━━━ Extracted entries

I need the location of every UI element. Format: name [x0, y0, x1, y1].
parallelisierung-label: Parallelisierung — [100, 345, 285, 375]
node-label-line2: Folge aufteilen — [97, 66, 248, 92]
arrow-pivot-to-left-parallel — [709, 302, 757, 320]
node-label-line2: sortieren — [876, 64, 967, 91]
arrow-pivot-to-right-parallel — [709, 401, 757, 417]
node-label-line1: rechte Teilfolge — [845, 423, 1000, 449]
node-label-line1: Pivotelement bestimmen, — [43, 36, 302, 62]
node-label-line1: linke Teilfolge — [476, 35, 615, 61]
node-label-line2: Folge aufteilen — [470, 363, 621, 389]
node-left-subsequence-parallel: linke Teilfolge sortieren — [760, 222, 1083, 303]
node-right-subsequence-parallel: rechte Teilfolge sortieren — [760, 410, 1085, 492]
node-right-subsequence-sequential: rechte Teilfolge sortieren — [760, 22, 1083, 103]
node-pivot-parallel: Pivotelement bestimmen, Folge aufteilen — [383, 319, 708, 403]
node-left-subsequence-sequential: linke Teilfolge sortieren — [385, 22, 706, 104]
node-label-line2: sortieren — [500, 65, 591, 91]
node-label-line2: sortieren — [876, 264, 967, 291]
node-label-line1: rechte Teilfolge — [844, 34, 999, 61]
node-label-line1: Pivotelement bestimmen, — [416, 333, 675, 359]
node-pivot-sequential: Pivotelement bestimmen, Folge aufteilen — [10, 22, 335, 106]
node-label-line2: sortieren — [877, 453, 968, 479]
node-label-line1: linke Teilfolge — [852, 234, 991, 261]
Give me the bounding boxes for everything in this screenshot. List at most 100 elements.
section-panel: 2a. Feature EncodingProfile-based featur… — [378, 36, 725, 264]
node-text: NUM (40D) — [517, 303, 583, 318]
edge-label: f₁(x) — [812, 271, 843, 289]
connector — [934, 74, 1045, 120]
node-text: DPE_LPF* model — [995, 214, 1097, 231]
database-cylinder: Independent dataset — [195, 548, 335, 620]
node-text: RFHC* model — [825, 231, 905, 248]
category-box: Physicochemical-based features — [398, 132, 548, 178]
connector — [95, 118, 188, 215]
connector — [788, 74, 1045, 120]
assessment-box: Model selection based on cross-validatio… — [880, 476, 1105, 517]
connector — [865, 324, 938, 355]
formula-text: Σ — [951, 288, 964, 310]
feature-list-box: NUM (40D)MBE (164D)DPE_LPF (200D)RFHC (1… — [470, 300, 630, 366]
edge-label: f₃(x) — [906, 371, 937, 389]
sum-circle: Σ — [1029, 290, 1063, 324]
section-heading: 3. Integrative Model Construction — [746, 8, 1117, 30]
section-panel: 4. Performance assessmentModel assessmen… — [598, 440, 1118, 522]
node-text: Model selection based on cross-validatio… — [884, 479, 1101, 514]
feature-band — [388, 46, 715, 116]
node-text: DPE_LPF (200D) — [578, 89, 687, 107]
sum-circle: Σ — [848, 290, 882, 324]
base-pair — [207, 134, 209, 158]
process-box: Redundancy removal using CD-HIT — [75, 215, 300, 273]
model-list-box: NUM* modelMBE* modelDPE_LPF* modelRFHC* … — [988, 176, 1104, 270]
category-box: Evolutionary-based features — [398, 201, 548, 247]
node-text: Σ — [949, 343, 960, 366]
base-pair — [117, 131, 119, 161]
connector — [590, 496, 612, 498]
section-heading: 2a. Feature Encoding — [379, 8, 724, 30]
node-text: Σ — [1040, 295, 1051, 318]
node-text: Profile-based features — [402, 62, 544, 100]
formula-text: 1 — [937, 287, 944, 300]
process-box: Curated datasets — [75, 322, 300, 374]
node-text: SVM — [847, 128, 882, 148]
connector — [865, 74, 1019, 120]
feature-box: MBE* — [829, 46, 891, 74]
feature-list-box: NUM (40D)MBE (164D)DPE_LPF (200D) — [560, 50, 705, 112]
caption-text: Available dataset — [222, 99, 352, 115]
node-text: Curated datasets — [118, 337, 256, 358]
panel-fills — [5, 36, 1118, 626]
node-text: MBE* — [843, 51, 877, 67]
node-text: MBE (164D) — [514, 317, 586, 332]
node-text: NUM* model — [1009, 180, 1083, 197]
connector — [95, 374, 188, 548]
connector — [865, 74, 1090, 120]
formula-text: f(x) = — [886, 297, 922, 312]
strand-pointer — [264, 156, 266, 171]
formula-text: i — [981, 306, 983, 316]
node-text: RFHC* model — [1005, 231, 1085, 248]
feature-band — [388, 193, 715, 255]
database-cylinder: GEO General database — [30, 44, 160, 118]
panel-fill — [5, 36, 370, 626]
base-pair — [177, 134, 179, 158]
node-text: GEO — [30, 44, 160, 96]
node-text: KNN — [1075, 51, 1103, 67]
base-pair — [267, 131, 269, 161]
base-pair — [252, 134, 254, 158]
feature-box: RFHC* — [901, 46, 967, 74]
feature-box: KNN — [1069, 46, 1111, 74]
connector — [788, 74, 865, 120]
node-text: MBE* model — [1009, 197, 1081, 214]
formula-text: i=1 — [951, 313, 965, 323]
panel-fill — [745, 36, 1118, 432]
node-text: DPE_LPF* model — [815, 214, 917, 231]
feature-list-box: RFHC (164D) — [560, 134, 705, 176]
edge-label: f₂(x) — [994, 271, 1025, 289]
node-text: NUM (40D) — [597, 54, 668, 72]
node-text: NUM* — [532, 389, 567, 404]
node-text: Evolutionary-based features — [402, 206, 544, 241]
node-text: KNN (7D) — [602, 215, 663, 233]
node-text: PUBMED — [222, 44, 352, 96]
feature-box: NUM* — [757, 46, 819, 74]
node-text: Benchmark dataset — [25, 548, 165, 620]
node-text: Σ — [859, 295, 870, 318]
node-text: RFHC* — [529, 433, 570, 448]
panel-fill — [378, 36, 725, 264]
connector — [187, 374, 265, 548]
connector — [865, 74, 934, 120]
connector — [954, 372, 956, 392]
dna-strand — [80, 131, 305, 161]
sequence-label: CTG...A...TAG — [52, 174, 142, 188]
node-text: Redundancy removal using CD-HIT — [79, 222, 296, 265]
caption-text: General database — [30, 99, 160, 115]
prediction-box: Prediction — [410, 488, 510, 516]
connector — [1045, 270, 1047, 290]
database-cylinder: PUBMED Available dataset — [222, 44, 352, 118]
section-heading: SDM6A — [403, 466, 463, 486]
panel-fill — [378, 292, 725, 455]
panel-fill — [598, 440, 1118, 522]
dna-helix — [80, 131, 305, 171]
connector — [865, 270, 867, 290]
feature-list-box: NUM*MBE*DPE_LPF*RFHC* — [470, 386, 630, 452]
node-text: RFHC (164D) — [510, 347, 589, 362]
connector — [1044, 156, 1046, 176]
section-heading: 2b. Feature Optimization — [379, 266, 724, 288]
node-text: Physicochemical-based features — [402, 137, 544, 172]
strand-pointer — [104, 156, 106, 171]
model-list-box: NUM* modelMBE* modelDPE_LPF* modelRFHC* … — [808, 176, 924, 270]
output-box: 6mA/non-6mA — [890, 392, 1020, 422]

━━━━━━

#### Task instructions
How many lines of the records above contain the string "linke"? Case counts. Reply with the number alone.

#### Correct response
4